Exercise instructions -> Extract all lines that hold "What" from the records below.
** Start of Listed entries **
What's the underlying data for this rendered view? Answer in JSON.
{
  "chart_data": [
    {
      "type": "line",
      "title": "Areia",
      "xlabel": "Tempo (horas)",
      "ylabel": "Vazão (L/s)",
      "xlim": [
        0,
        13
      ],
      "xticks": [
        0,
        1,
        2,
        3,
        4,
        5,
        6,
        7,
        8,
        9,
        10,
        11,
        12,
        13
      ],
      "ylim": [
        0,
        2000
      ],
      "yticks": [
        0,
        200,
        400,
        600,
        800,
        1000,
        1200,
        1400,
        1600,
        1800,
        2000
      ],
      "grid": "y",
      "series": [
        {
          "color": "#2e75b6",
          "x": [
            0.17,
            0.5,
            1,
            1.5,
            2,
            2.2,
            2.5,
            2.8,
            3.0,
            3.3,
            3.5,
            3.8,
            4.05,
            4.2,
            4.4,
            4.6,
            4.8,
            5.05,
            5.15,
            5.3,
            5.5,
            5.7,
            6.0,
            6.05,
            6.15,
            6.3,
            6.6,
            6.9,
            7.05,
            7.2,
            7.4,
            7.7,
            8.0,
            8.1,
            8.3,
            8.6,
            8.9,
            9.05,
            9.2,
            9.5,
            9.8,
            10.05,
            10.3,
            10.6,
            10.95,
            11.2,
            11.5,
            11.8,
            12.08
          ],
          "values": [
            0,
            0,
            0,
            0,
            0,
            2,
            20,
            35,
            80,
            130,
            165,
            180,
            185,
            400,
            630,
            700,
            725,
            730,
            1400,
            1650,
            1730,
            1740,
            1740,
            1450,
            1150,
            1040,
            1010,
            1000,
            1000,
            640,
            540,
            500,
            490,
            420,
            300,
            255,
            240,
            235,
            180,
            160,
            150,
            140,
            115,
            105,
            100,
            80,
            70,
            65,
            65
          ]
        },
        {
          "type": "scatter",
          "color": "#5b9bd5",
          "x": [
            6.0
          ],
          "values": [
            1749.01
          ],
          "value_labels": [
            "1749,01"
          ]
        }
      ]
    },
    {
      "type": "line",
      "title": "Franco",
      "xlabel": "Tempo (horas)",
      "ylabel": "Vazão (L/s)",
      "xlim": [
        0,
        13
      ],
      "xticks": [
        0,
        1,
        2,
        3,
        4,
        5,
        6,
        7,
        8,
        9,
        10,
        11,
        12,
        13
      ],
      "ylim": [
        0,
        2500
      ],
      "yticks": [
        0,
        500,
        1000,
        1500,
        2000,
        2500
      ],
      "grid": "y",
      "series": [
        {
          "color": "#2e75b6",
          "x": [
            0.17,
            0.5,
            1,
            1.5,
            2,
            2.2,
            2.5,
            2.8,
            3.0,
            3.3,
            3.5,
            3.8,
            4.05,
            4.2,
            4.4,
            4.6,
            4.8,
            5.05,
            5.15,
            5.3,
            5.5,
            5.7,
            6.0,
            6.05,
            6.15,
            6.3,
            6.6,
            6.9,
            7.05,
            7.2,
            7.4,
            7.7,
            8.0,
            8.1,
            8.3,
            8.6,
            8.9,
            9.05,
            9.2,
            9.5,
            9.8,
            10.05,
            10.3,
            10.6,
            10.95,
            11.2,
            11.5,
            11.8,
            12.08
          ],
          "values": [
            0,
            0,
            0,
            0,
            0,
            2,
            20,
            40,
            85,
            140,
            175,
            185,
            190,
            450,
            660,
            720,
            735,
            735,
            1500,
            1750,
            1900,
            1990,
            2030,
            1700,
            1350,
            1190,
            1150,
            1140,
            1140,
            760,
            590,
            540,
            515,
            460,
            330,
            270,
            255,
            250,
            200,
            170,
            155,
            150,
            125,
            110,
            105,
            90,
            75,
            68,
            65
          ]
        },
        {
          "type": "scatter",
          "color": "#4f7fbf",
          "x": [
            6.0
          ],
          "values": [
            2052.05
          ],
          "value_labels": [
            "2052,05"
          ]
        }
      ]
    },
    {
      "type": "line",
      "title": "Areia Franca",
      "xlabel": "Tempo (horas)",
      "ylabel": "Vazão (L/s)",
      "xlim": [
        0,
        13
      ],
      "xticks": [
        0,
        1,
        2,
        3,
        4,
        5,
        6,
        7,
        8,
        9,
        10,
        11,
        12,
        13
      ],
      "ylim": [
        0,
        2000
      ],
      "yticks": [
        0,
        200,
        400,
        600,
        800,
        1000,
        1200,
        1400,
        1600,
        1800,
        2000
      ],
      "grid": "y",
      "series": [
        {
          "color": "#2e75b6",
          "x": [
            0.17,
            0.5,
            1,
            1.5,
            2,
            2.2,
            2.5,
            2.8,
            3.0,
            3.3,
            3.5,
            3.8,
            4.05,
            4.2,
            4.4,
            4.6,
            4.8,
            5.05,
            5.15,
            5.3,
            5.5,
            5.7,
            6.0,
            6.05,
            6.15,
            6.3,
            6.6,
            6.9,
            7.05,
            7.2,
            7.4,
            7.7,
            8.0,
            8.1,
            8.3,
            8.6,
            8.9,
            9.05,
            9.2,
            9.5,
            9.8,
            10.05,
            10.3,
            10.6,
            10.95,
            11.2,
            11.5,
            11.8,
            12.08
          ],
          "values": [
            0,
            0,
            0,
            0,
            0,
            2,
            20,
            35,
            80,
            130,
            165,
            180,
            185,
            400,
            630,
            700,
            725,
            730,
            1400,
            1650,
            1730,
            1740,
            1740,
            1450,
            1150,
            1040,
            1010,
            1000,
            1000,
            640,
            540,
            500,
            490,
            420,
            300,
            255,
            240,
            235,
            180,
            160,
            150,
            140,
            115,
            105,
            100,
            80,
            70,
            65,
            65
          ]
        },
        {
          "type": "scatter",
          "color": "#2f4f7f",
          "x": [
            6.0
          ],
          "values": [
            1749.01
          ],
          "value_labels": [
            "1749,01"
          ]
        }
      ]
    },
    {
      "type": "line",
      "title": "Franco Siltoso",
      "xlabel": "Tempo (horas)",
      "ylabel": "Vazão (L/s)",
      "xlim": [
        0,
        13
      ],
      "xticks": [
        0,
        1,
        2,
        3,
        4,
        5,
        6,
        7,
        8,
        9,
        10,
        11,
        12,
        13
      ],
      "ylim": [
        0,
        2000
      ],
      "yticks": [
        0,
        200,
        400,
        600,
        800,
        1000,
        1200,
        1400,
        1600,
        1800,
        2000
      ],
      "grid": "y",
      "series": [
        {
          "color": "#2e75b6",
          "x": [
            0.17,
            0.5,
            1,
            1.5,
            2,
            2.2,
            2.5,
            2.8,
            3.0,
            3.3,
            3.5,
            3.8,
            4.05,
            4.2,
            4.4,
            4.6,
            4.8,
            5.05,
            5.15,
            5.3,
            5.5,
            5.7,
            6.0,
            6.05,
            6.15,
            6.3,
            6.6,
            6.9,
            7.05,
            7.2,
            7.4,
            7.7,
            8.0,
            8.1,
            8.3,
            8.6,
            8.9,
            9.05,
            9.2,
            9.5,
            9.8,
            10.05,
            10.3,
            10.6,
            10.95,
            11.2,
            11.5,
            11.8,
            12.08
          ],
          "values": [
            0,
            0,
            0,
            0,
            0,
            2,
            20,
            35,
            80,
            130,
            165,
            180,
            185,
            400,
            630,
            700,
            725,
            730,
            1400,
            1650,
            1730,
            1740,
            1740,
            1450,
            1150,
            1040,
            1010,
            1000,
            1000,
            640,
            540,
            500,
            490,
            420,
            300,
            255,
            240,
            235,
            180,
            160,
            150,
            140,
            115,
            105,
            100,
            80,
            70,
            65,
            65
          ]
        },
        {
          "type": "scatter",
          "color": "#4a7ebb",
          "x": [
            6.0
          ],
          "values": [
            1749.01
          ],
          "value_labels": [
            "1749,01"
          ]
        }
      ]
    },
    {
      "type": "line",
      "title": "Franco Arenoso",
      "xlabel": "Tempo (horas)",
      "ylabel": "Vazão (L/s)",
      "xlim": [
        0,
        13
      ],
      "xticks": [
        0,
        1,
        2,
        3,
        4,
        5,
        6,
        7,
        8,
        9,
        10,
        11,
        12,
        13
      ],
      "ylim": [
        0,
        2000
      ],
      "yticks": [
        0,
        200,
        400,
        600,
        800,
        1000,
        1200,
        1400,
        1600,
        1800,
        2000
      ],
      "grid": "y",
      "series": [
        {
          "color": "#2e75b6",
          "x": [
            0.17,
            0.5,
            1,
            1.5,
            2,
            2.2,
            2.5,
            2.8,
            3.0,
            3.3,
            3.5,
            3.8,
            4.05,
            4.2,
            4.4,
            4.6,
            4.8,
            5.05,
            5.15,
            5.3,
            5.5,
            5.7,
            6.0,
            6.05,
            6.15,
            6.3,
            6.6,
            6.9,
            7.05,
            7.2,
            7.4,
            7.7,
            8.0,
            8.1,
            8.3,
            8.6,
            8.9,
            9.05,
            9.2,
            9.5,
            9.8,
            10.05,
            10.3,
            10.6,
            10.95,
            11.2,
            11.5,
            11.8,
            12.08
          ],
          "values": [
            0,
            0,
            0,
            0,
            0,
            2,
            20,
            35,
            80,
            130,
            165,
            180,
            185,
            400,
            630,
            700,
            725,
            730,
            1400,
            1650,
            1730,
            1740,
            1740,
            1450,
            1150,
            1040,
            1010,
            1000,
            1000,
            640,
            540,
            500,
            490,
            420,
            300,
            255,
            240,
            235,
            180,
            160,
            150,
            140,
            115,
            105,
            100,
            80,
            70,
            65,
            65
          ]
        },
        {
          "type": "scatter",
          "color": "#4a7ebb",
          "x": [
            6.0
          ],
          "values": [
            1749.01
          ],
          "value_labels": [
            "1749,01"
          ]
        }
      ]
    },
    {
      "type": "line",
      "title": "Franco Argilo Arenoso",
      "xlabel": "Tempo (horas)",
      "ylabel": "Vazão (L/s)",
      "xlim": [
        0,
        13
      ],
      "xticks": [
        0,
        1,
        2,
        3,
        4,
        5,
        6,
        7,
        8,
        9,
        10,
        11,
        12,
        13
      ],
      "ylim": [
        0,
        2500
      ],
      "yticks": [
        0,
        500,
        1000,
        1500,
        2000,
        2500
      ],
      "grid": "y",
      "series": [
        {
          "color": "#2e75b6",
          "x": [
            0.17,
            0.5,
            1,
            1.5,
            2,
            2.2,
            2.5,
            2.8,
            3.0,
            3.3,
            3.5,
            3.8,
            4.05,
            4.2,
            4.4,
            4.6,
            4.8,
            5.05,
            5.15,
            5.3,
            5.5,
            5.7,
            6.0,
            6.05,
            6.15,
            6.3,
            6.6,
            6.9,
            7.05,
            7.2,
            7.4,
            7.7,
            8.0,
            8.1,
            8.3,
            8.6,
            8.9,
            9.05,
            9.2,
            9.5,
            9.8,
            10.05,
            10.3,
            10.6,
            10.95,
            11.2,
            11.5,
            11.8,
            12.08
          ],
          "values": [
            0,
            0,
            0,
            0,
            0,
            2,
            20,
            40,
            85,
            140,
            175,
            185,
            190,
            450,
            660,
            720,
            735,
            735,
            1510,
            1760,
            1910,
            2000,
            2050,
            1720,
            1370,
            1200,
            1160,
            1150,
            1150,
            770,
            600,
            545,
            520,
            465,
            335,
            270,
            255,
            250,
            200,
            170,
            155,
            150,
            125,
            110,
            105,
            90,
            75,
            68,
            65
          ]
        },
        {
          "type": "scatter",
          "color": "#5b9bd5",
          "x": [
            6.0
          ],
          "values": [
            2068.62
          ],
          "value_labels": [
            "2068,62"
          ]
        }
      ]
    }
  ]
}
** End of Listed entries **
** Start of Listed entries **
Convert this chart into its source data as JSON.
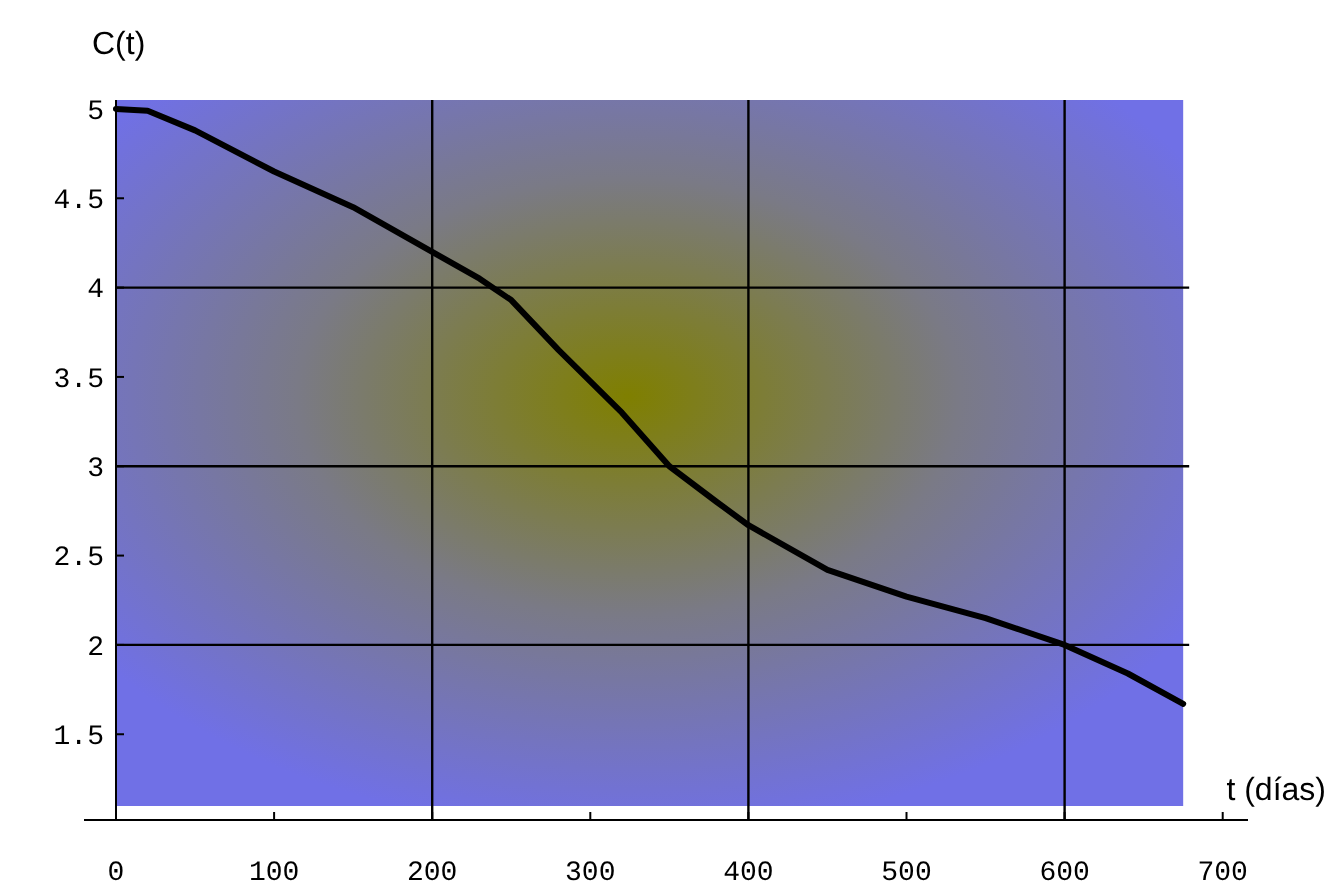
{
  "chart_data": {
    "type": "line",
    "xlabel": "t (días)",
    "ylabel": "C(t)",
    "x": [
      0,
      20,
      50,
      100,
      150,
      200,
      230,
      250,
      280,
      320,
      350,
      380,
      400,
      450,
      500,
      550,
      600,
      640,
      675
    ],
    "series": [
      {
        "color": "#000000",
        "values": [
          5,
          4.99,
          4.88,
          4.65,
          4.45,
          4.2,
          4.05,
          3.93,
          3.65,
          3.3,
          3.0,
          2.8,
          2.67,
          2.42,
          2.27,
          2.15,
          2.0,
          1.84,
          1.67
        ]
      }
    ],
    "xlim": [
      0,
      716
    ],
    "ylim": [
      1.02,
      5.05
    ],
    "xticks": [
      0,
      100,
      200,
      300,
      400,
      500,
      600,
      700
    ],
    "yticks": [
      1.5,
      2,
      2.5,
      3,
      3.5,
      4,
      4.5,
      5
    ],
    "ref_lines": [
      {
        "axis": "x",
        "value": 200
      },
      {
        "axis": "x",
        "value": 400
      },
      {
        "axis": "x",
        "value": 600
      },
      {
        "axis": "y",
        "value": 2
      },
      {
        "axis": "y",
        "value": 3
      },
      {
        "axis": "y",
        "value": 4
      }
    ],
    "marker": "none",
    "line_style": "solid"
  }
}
** End of Listed entries **
** Start of Listed entries **
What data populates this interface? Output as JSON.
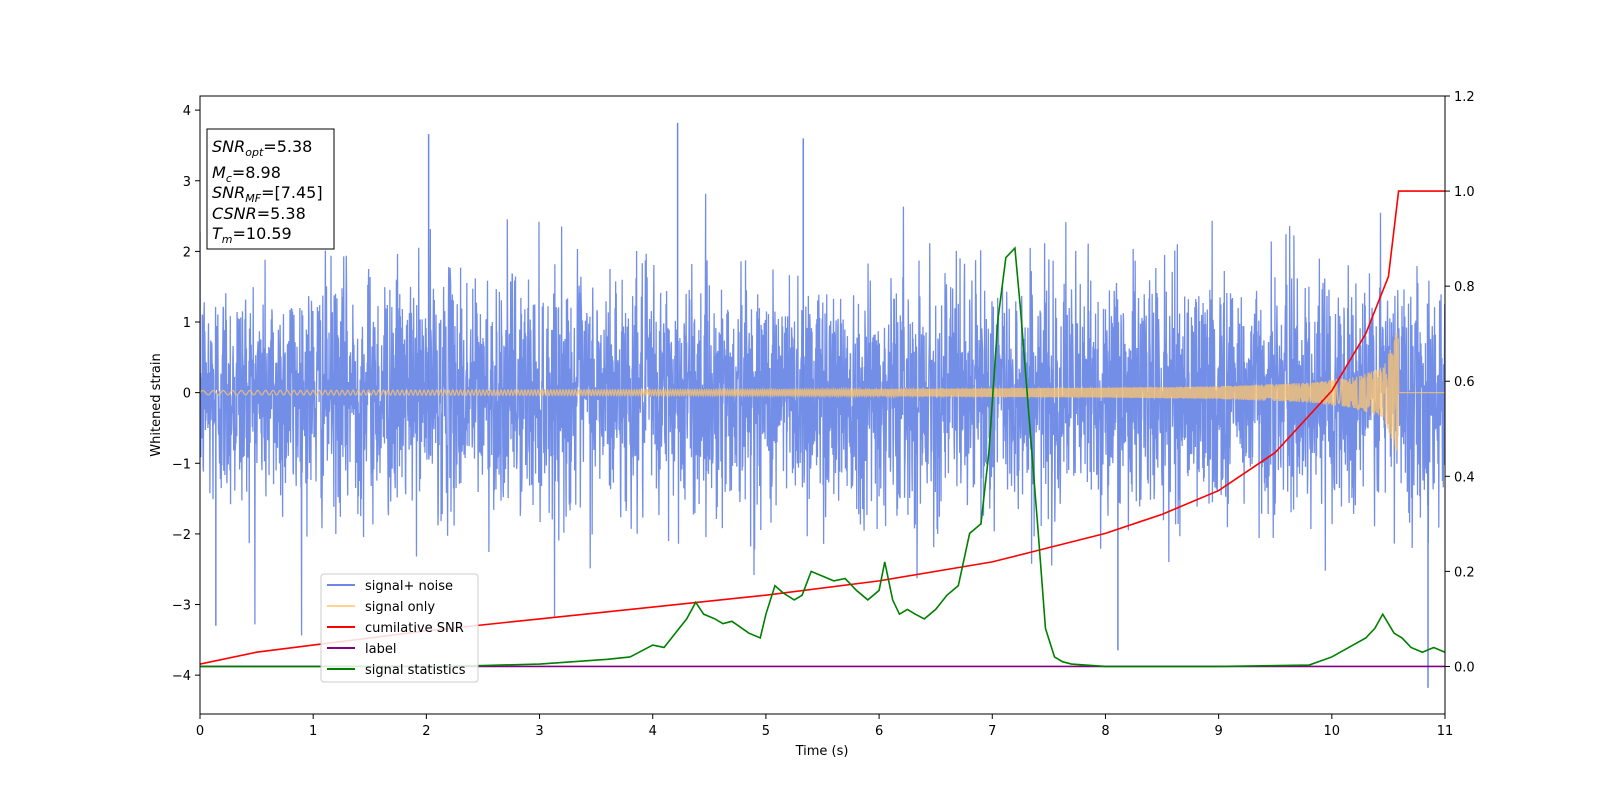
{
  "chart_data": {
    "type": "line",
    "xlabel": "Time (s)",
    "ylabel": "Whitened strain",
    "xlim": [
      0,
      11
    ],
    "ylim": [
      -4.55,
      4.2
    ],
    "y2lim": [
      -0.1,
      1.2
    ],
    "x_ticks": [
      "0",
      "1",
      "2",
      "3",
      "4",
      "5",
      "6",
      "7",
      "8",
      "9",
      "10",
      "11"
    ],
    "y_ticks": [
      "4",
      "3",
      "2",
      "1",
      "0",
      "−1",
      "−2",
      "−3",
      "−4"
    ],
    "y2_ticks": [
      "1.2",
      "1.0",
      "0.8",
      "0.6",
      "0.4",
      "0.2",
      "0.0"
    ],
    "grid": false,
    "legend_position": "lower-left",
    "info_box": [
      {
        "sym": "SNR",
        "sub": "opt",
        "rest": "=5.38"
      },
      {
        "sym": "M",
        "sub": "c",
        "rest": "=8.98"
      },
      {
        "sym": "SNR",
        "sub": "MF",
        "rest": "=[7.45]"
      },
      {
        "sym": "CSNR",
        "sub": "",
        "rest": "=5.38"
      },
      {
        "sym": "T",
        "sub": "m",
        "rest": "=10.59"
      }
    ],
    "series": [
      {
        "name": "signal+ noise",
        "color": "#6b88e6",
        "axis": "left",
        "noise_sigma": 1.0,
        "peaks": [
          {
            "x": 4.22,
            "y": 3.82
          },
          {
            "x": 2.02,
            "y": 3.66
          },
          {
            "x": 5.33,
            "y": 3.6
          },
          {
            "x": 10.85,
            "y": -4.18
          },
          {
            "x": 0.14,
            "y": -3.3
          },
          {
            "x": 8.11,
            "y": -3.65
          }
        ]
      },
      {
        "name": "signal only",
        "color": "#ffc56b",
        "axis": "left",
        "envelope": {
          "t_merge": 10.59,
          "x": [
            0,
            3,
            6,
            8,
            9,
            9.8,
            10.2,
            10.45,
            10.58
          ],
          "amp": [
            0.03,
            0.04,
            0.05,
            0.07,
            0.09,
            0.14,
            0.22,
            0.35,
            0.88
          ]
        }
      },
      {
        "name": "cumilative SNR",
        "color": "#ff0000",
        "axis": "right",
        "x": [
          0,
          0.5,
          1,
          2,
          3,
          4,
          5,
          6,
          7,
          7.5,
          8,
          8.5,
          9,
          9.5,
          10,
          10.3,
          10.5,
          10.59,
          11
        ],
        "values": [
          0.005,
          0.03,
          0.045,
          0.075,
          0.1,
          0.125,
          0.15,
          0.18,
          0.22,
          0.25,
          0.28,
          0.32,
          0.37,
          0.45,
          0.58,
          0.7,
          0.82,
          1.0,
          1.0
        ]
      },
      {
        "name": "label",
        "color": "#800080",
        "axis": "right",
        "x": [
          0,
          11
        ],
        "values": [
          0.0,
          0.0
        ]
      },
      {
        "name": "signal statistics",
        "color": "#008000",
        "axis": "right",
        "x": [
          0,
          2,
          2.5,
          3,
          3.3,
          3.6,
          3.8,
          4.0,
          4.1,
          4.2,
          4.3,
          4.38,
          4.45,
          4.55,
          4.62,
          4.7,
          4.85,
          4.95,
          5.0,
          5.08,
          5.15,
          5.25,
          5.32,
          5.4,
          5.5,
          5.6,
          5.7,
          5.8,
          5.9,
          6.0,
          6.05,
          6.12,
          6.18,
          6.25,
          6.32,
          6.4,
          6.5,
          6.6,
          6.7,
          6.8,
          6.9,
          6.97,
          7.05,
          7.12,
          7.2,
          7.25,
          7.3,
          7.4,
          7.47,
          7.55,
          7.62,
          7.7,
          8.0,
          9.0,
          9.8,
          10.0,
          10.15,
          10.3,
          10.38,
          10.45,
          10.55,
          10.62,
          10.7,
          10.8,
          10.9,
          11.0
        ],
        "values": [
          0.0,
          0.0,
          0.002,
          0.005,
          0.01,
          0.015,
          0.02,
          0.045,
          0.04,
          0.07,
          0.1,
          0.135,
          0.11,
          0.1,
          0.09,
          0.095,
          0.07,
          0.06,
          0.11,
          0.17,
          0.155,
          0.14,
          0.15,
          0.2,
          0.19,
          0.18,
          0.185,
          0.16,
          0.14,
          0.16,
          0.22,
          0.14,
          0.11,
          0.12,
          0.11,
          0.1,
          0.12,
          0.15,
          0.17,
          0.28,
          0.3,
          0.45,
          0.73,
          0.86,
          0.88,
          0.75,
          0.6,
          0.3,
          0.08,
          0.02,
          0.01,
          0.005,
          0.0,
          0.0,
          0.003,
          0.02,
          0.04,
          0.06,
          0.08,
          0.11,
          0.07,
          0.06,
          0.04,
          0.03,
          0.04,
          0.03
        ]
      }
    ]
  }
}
** End of Listed entries **
Task answer ->
What's the underlying data for this rendered view? Answer in JSON.
What data populates this interface? Output as JSON.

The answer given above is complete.